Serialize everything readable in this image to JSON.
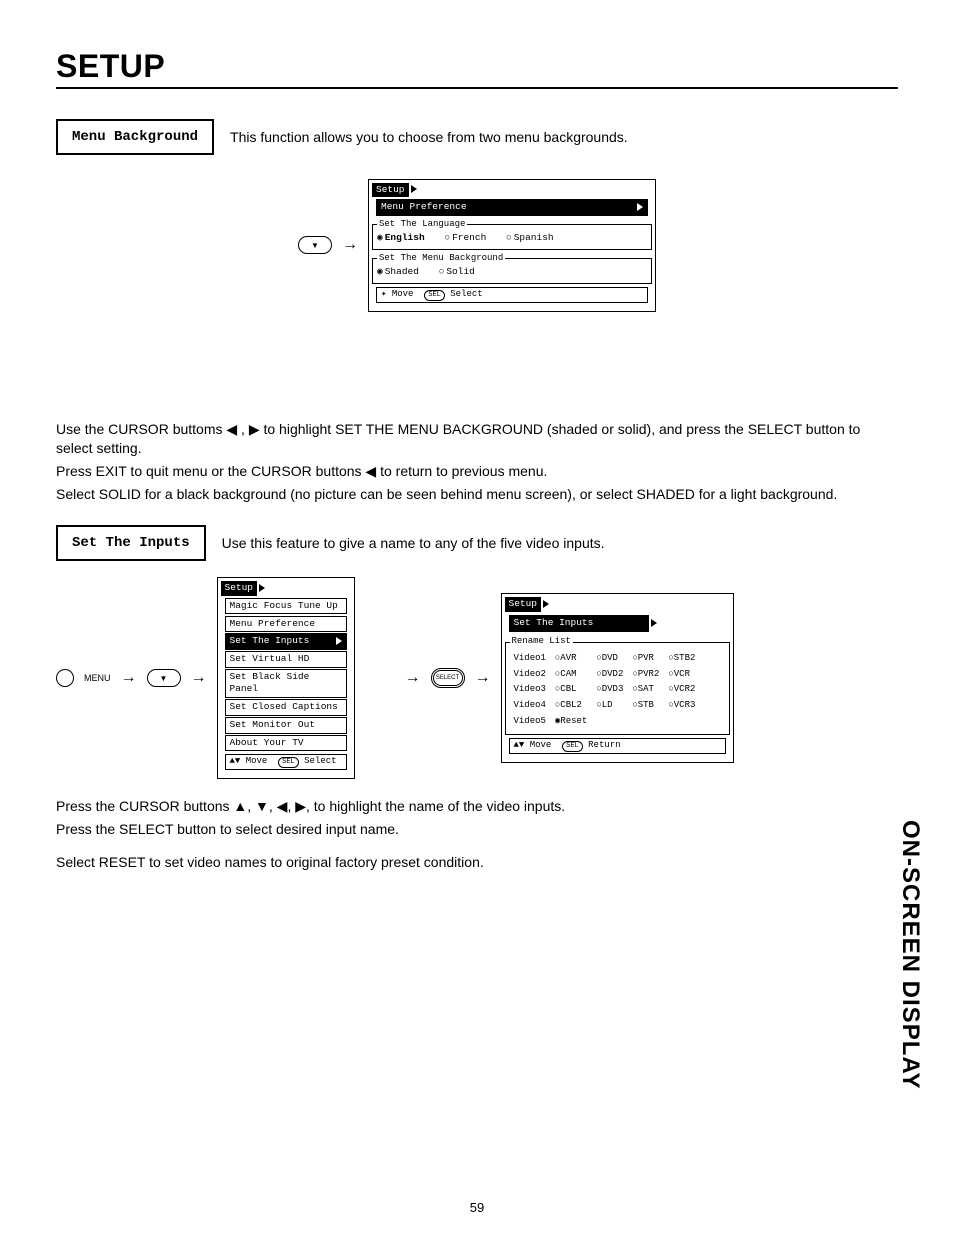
{
  "page": {
    "title": "SETUP",
    "number": "59",
    "side_tab": "ON-SCREEN DISPLAY"
  },
  "section1": {
    "label": "Menu Background",
    "desc": "This function allows you to choose from two menu backgrounds.",
    "osd": {
      "setup": "Setup",
      "menu_pref": "Menu Preference",
      "lang_legend": "Set The Language",
      "lang_opts": {
        "english": "English",
        "french": "French",
        "spanish": "Spanish"
      },
      "bg_legend": "Set The Menu Background",
      "bg_opts": {
        "shaded": "Shaded",
        "solid": "Solid"
      },
      "hint_move": "Move",
      "hint_select": "Select"
    },
    "body1": "Use the CURSOR buttoms ◀ , ▶ to highlight SET THE MENU BACKGROUND (shaded or solid), and press the SELECT button to select setting.",
    "body2": "Press EXIT to quit menu or the CURSOR buttons ◀ to return to previous menu.",
    "body3": "Select SOLID for a black background (no picture can be seen behind menu screen), or select SHADED for a light background."
  },
  "section2": {
    "label": "Set The Inputs",
    "desc": "Use this feature to give a name to any of the five video inputs.",
    "menu_label": "MENU",
    "select_label": "SELECT",
    "osd_left": {
      "setup": "Setup",
      "items": [
        "Magic Focus Tune Up",
        "Menu Preference",
        "Set The Inputs",
        "Set Virtual HD",
        "Set Black Side Panel",
        "Set Closed Captions",
        "Set Monitor Out",
        "About Your TV"
      ],
      "highlight_index": 2,
      "hint_move": "Move",
      "hint_select": "Select"
    },
    "osd_right": {
      "setup": "Setup",
      "sub": "Set The Inputs",
      "rename_legend": "Rename List",
      "rows": [
        {
          "label": "Video1",
          "opts": [
            "AVR",
            "DVD",
            "PVR",
            "STB2"
          ]
        },
        {
          "label": "Video2",
          "opts": [
            "CAM",
            "DVD2",
            "PVR2",
            "VCR"
          ]
        },
        {
          "label": "Video3",
          "opts": [
            "CBL",
            "DVD3",
            "SAT",
            "VCR2"
          ]
        },
        {
          "label": "Video4",
          "opts": [
            "CBL2",
            "LD",
            "STB",
            "VCR3"
          ]
        },
        {
          "label": "Video5",
          "opts": [
            "Reset"
          ],
          "reset_selected": true
        }
      ],
      "hint_move": "Move",
      "hint_return": "Return"
    },
    "body1": "Press the CURSOR buttons ▲, ▼, ◀, ▶, to highlight the name of the video inputs.",
    "body2": "Press the SELECT button to select desired input name.",
    "body3": "Select RESET to set video names to original factory preset condition."
  }
}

◇ ◇ ◇ ◇ ◇

▶ [WHAT IS NEEDED] Leave out the pictures and print each record exactly as it stands.

▶ [EXERCISE RESULT]
Serialize everything readable in this image to JSON.
{
  "page": {
    "title": "SETUP",
    "number": "59",
    "side_tab": "ON-SCREEN DISPLAY"
  },
  "section1": {
    "label": "Menu Background",
    "desc": "This function allows you to choose from two menu backgrounds.",
    "osd": {
      "setup": "Setup",
      "menu_pref": "Menu Preference",
      "lang_legend": "Set The Language",
      "lang_opts": {
        "english": "English",
        "french": "French",
        "spanish": "Spanish"
      },
      "bg_legend": "Set The Menu Background",
      "bg_opts": {
        "shaded": "Shaded",
        "solid": "Solid"
      },
      "hint_move": "Move",
      "hint_select": "Select"
    },
    "body1": "Use the CURSOR buttoms ◀ , ▶ to highlight SET THE MENU BACKGROUND (shaded or solid), and press the SELECT button to select setting.",
    "body2": "Press EXIT to quit menu or the CURSOR buttons ◀ to return to previous menu.",
    "body3": "Select SOLID for a black background (no picture can be seen behind menu screen), or select SHADED for a light background."
  },
  "section2": {
    "label": "Set The Inputs",
    "desc": "Use this feature to give a name to any of the five video inputs.",
    "menu_label": "MENU",
    "select_label": "SELECT",
    "osd_left": {
      "setup": "Setup",
      "items": [
        "Magic Focus Tune Up",
        "Menu Preference",
        "Set The Inputs",
        "Set Virtual HD",
        "Set Black Side Panel",
        "Set Closed Captions",
        "Set Monitor Out",
        "About Your TV"
      ],
      "highlight_index": 2,
      "hint_move": "Move",
      "hint_select": "Select"
    },
    "osd_right": {
      "setup": "Setup",
      "sub": "Set The Inputs",
      "rename_legend": "Rename List",
      "rows": [
        {
          "label": "Video1",
          "opts": [
            "AVR",
            "DVD",
            "PVR",
            "STB2"
          ]
        },
        {
          "label": "Video2",
          "opts": [
            "CAM",
            "DVD2",
            "PVR2",
            "VCR"
          ]
        },
        {
          "label": "Video3",
          "opts": [
            "CBL",
            "DVD3",
            "SAT",
            "VCR2"
          ]
        },
        {
          "label": "Video4",
          "opts": [
            "CBL2",
            "LD",
            "STB",
            "VCR3"
          ]
        },
        {
          "label": "Video5",
          "opts": [
            "Reset"
          ],
          "reset_selected": true
        }
      ],
      "hint_move": "Move",
      "hint_return": "Return"
    },
    "body1": "Press the CURSOR buttons ▲, ▼, ◀, ▶, to highlight the name of the video inputs.",
    "body2": "Press the SELECT button to select desired input name.",
    "body3": "Select RESET to set video names to original factory preset condition."
  }
}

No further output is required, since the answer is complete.